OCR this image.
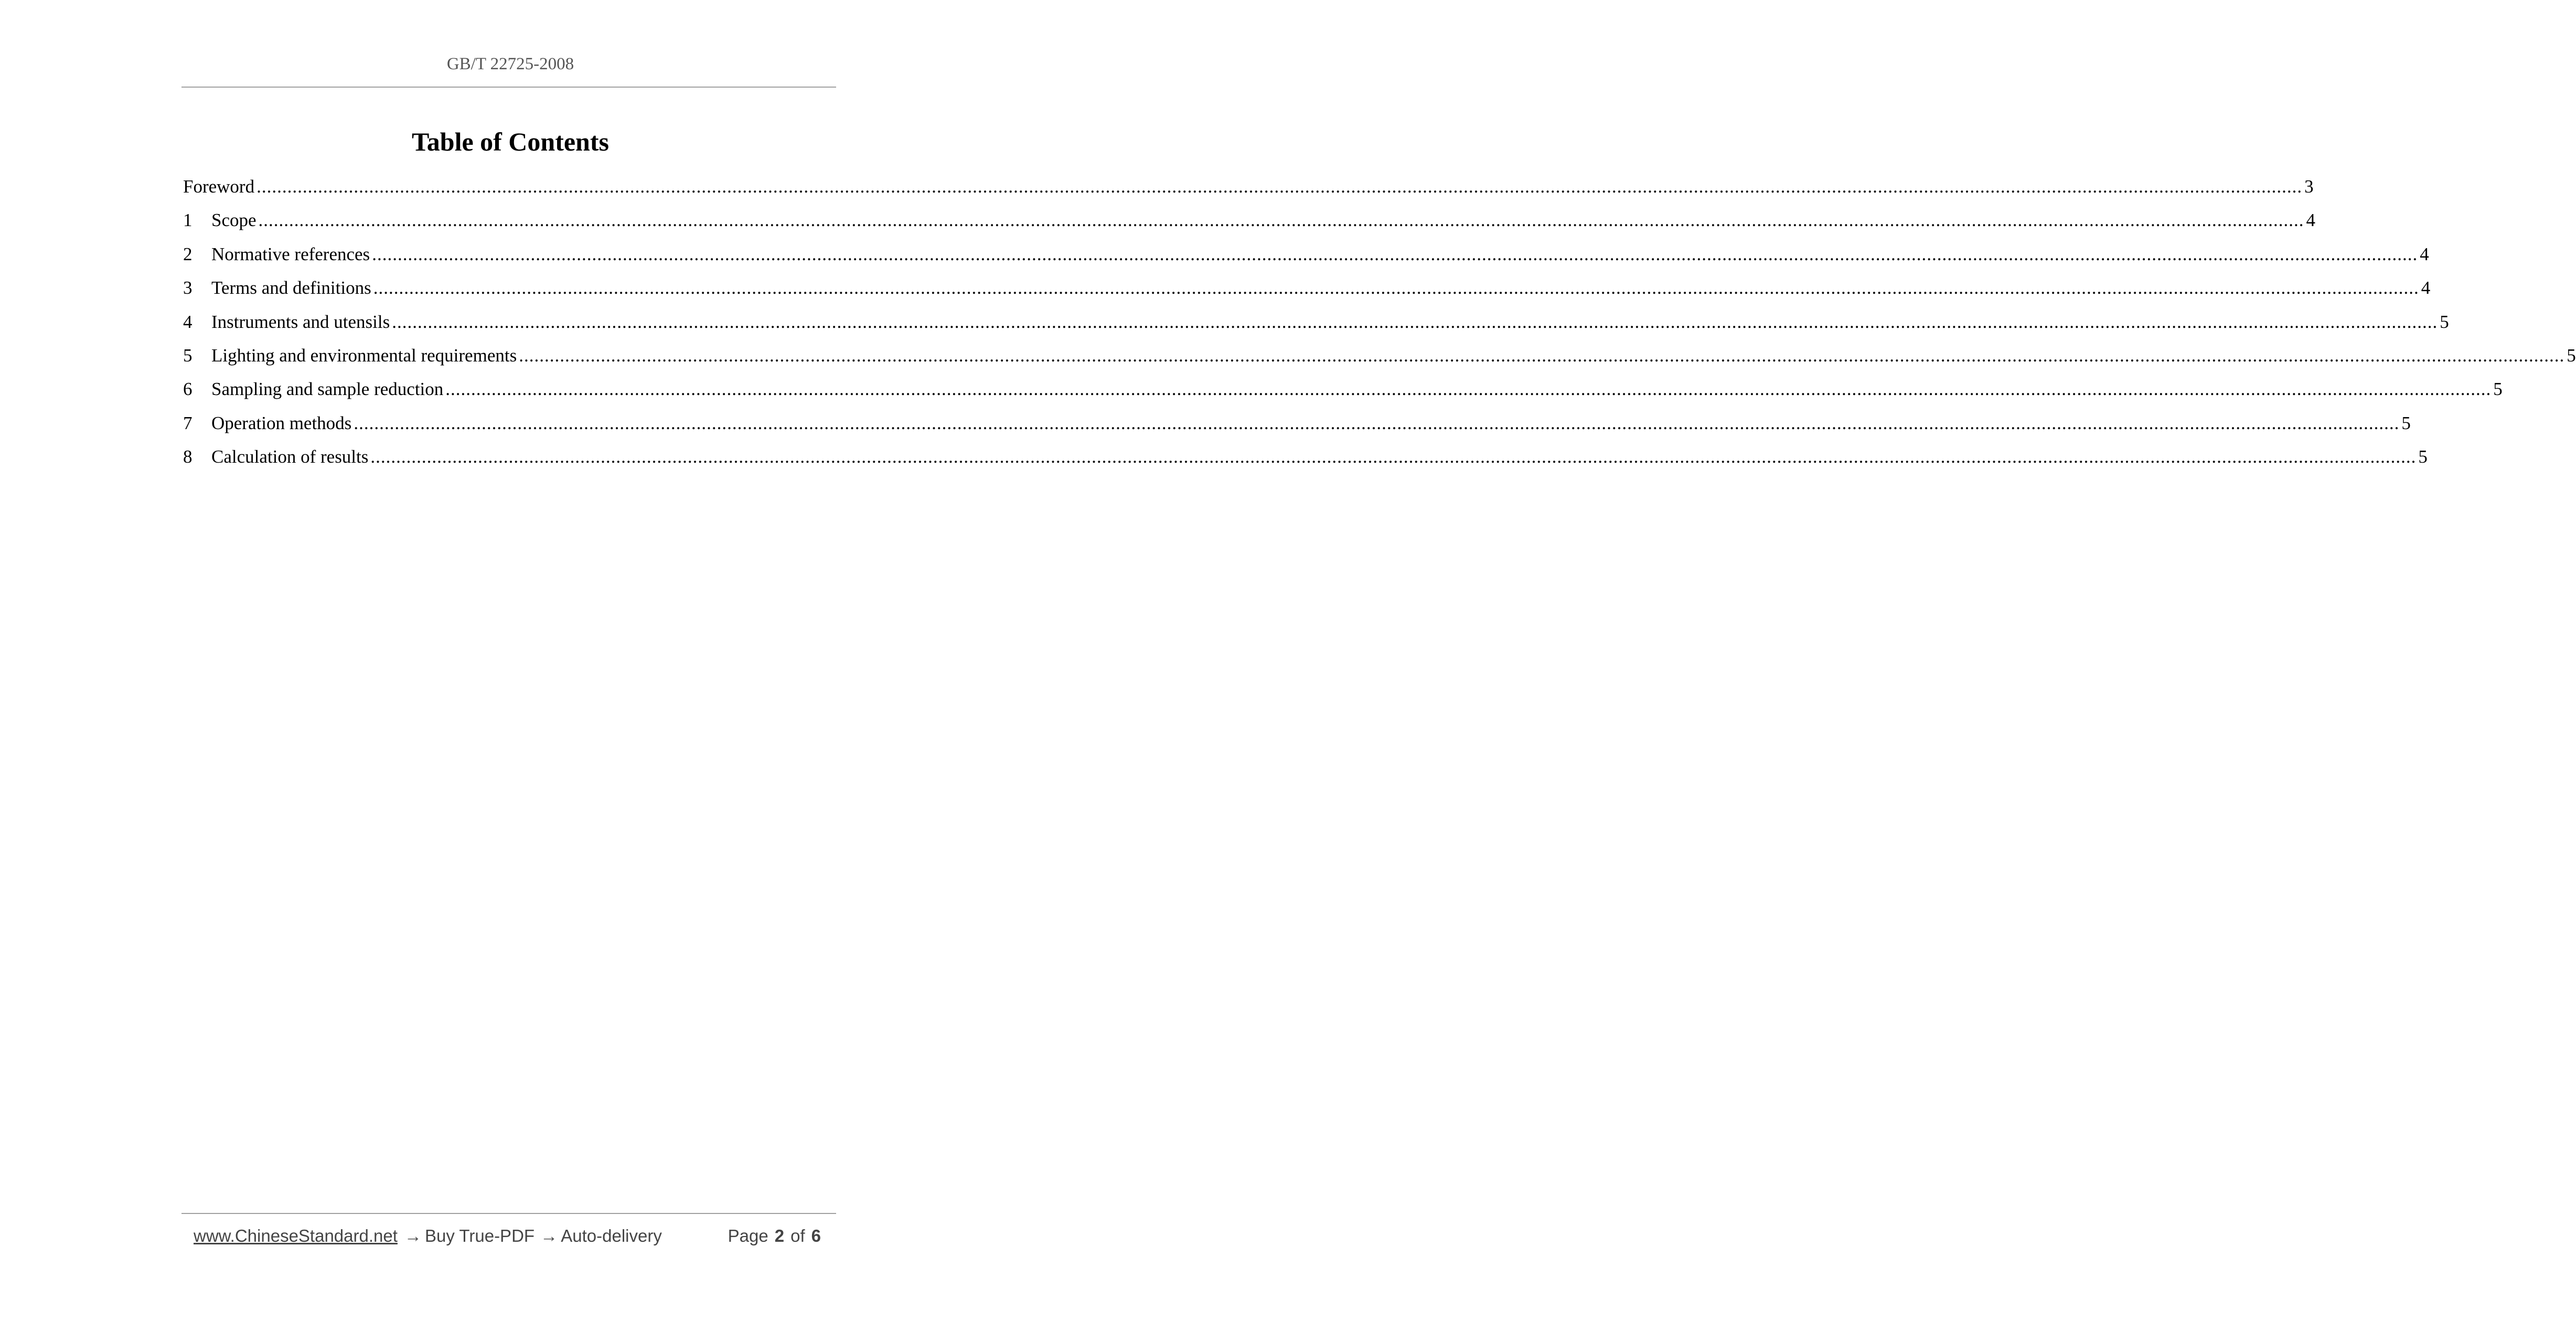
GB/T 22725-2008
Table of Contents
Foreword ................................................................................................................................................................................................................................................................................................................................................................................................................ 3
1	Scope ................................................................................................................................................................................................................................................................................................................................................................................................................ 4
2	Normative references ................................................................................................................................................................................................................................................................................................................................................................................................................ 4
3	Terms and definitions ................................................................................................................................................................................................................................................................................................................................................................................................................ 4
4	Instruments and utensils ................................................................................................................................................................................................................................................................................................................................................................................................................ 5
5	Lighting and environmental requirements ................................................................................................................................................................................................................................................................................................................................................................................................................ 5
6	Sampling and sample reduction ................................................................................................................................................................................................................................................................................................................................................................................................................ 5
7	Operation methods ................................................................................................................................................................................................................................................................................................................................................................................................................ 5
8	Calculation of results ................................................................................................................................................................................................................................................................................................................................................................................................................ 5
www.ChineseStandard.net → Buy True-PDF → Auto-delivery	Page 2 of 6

==

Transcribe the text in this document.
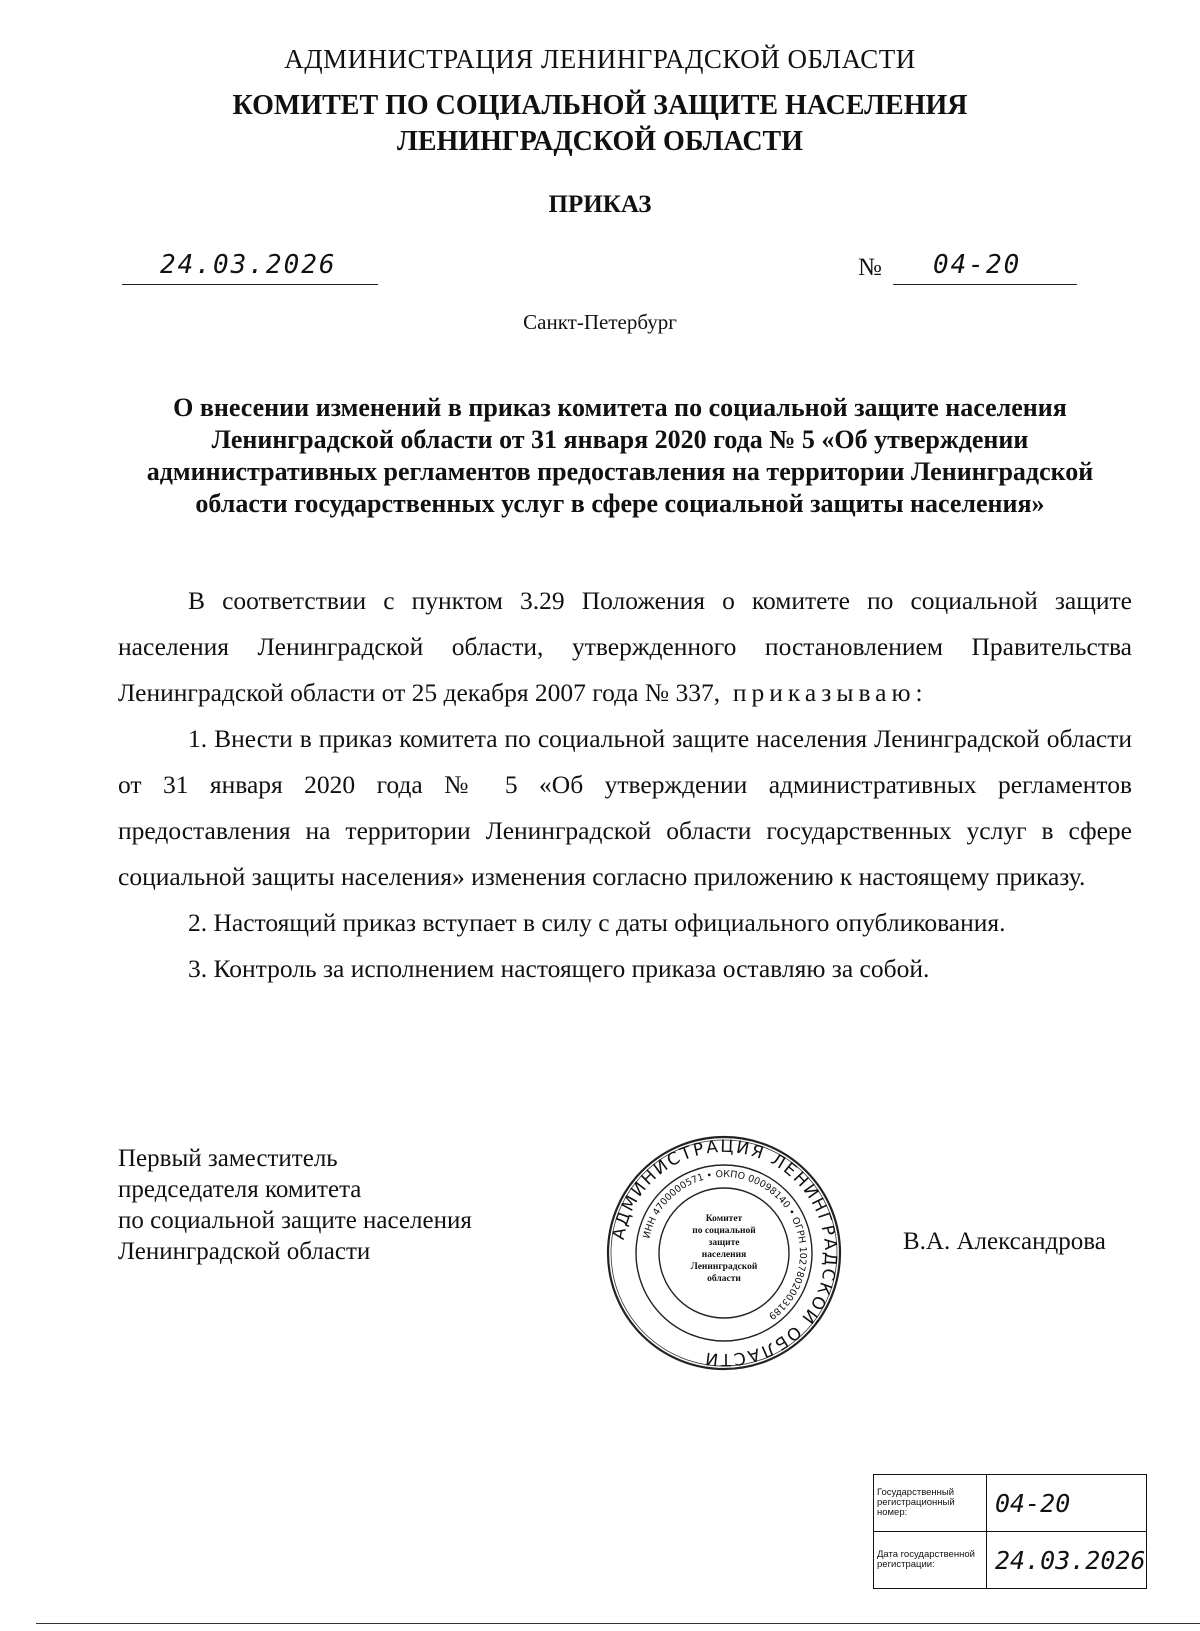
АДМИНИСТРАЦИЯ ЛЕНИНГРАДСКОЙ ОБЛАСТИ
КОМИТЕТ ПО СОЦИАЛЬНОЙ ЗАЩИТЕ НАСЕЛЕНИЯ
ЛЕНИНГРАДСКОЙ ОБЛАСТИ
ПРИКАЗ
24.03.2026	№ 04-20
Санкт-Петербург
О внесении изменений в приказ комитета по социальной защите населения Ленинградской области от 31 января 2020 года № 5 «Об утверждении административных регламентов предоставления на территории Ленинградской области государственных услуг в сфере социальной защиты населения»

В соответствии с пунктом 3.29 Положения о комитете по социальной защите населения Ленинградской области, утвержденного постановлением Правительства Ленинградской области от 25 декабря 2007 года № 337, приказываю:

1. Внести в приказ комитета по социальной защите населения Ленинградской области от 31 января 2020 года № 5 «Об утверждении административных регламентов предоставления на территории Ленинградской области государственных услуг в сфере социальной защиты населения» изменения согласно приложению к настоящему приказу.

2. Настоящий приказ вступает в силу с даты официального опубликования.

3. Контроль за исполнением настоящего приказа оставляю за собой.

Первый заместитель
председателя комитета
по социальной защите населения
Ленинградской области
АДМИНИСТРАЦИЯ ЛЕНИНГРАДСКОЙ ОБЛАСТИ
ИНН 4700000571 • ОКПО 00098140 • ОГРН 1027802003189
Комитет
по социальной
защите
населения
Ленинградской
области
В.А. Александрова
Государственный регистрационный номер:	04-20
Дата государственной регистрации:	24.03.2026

### STATED GOAL
Which lines contain "государственных"? Copy each of them out.

### WRITTEN SOLUTION
О внесении изменений в приказ комитета по социальной защите населения Ленинградской области от 31 января 2020 года № 5 «Об утверждении административных регламентов предоставления на территории Ленинградской области государственных услуг в сфере социальной защиты населения»
1. Внести в приказ комитета по социальной защите населения Ленинградской области от 31 января 2020 года № 5 «Об утверждении административных регламентов предоставления на территории Ленинградской области государственных услуг в сфере социальной защиты населения» изменения согласно приложению к настоящему приказу.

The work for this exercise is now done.